**EXERCISE DESCRIPTION**
Work out the number of lines in the records that include the word "ylabel"; reply with that number alone.

**DATA SHOWN**
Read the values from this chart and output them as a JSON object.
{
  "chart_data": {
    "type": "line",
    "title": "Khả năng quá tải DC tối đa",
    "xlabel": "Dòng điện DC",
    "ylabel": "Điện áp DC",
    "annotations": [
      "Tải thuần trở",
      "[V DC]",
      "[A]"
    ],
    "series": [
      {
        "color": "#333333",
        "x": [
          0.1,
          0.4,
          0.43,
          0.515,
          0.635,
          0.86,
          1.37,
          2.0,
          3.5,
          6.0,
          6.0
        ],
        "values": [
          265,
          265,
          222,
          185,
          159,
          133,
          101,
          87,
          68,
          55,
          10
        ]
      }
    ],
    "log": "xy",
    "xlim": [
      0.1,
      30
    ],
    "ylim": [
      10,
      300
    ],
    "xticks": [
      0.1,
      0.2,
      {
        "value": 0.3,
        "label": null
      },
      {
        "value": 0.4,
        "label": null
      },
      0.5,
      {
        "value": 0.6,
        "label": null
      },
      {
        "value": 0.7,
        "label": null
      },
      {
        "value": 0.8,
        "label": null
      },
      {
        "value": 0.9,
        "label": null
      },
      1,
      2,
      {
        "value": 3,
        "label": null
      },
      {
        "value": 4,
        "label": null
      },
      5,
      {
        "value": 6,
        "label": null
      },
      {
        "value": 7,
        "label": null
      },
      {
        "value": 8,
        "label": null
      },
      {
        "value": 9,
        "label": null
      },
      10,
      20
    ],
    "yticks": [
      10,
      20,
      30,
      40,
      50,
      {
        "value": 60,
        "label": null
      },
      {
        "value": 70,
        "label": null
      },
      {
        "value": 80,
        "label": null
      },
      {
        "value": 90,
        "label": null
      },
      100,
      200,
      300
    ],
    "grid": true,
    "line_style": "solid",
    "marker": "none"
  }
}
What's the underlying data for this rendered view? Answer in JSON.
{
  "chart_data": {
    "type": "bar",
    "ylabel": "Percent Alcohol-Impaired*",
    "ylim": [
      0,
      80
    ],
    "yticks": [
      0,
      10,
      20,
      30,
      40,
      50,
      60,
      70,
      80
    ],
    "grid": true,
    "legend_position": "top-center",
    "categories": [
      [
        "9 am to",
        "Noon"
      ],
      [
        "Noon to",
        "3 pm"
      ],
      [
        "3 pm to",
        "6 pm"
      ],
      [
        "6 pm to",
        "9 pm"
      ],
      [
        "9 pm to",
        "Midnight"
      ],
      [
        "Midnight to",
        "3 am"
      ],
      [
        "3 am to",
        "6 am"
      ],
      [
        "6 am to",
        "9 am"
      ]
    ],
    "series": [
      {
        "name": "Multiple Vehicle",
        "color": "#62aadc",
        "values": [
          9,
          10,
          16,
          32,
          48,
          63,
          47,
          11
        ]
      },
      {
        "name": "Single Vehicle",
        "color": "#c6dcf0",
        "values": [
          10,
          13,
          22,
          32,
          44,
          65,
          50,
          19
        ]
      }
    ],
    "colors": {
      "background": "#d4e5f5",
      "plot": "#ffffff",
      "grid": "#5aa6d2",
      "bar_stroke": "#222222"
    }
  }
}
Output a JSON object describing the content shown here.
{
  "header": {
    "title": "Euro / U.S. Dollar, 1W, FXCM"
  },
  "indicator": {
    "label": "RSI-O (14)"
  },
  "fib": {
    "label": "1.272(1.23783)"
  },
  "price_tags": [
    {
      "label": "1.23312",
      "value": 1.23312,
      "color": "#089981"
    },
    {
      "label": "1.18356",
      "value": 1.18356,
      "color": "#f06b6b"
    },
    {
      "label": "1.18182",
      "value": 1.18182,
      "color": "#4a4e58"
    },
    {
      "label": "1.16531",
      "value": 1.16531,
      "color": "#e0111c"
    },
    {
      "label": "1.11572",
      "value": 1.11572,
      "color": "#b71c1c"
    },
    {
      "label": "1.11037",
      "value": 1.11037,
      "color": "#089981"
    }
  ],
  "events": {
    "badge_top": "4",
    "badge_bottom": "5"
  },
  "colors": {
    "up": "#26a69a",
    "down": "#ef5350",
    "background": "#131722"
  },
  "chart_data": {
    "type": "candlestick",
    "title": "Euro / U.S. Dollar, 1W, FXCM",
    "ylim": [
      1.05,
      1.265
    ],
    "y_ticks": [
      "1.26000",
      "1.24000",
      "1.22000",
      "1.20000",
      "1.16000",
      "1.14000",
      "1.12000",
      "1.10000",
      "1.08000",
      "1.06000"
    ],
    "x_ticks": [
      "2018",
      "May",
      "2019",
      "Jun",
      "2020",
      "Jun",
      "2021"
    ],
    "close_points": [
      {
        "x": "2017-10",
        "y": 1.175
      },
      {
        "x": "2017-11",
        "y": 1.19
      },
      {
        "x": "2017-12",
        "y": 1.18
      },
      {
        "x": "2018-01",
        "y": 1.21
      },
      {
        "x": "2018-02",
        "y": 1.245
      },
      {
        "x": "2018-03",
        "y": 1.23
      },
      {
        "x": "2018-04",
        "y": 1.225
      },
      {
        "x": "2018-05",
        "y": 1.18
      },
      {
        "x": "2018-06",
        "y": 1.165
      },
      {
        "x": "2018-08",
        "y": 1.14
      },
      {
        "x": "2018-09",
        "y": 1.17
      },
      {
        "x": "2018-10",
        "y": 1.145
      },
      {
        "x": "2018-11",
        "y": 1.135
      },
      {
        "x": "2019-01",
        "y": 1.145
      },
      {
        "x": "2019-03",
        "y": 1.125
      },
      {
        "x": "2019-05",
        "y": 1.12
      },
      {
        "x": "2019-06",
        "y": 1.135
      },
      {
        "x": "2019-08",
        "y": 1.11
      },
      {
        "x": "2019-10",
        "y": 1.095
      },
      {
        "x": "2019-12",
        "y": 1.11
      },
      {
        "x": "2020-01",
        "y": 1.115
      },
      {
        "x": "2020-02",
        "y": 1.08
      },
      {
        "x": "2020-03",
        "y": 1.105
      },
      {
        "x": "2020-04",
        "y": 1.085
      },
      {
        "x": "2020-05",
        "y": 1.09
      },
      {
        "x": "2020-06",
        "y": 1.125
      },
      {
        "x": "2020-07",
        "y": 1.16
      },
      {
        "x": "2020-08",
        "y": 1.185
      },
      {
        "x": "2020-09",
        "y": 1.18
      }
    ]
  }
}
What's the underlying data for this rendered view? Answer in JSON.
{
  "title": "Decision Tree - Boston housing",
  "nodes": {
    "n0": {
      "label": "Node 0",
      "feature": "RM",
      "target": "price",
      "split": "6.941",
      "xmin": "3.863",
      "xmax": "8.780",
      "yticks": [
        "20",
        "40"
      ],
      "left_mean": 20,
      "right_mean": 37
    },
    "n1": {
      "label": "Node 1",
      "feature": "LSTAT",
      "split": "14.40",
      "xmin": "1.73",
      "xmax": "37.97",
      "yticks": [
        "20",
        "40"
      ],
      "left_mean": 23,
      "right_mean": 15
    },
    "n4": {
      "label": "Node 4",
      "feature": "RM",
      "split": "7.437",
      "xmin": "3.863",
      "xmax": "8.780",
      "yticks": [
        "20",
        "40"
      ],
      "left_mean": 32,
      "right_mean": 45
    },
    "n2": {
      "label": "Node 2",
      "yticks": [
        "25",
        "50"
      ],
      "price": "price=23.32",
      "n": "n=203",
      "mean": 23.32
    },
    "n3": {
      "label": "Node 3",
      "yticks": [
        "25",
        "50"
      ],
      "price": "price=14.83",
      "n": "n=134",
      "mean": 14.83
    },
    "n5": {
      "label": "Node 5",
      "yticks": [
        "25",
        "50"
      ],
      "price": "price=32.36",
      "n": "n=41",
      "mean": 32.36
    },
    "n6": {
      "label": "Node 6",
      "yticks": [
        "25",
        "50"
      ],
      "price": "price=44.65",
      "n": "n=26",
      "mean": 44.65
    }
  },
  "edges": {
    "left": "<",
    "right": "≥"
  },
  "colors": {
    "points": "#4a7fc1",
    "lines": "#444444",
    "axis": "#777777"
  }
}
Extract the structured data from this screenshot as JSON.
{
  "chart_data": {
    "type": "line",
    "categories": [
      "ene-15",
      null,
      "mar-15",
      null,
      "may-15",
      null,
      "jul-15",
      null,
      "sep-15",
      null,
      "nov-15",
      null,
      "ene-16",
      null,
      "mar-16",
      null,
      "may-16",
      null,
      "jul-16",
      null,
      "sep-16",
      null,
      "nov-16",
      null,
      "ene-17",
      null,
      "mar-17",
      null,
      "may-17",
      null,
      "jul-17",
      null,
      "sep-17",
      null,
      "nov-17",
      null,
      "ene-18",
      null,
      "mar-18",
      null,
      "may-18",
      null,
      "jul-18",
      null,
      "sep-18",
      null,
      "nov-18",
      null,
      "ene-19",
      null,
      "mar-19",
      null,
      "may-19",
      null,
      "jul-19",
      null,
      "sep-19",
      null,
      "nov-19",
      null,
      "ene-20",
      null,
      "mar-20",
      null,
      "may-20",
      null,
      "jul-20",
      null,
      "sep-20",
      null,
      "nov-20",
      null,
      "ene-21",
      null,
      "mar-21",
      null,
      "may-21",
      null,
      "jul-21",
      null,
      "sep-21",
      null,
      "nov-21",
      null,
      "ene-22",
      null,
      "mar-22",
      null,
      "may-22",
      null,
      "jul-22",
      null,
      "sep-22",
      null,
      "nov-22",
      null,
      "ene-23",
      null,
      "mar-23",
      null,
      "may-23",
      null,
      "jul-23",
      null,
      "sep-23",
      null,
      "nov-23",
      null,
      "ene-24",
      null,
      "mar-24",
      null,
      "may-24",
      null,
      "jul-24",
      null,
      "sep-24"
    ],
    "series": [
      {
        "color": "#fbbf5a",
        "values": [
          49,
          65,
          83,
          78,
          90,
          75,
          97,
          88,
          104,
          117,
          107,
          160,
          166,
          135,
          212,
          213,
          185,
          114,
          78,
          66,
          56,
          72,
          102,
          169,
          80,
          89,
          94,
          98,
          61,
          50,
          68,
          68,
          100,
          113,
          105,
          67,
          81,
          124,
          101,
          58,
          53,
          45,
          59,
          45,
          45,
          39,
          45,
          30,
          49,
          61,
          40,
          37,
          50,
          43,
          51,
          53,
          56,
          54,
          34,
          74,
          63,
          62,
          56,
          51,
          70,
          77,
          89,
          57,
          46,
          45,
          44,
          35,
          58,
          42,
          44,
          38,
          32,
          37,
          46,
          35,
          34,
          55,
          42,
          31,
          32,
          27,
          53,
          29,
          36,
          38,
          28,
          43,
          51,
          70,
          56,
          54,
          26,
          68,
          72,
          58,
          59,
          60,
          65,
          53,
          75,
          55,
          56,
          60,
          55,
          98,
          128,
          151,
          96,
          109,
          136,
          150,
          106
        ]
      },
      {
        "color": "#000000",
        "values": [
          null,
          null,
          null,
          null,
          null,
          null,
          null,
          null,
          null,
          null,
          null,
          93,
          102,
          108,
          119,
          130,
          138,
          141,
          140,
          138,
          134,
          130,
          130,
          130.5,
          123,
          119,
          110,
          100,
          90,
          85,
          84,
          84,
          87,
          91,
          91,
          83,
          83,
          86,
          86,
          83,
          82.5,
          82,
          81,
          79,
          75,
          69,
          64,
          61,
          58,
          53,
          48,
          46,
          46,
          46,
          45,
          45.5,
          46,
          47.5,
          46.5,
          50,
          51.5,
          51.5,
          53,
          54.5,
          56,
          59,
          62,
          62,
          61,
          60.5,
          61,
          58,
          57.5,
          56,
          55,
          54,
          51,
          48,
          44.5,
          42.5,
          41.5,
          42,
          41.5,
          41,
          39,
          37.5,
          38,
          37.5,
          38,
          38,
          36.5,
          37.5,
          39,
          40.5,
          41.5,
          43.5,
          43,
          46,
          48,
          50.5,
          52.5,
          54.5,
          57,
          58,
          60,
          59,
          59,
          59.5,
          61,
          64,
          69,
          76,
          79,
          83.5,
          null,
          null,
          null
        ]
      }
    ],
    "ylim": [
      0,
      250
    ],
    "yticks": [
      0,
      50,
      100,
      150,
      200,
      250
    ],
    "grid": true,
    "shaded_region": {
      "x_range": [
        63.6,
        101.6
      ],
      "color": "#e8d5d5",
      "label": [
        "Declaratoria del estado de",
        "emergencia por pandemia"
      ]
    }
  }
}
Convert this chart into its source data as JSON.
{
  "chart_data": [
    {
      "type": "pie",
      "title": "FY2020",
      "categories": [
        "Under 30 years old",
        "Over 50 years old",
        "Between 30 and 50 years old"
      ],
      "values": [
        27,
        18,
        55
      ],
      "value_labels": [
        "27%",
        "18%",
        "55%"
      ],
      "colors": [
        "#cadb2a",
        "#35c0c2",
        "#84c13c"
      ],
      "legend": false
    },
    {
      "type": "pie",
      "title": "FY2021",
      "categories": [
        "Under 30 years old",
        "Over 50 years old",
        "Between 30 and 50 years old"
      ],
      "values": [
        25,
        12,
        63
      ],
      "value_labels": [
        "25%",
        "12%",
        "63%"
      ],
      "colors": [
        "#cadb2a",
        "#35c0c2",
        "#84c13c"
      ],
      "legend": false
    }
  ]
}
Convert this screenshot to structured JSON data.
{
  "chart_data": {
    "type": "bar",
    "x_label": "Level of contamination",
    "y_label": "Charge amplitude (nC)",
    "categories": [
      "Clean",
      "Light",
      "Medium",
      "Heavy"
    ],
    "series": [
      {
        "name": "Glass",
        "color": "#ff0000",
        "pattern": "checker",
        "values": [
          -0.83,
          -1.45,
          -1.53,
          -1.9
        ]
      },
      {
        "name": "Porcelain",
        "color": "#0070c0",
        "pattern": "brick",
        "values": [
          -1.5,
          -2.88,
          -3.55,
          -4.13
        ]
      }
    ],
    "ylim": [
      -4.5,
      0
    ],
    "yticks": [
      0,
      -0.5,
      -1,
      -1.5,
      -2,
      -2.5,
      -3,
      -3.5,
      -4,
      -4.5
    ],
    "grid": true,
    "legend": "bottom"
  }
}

**TASK RESPONSE**
2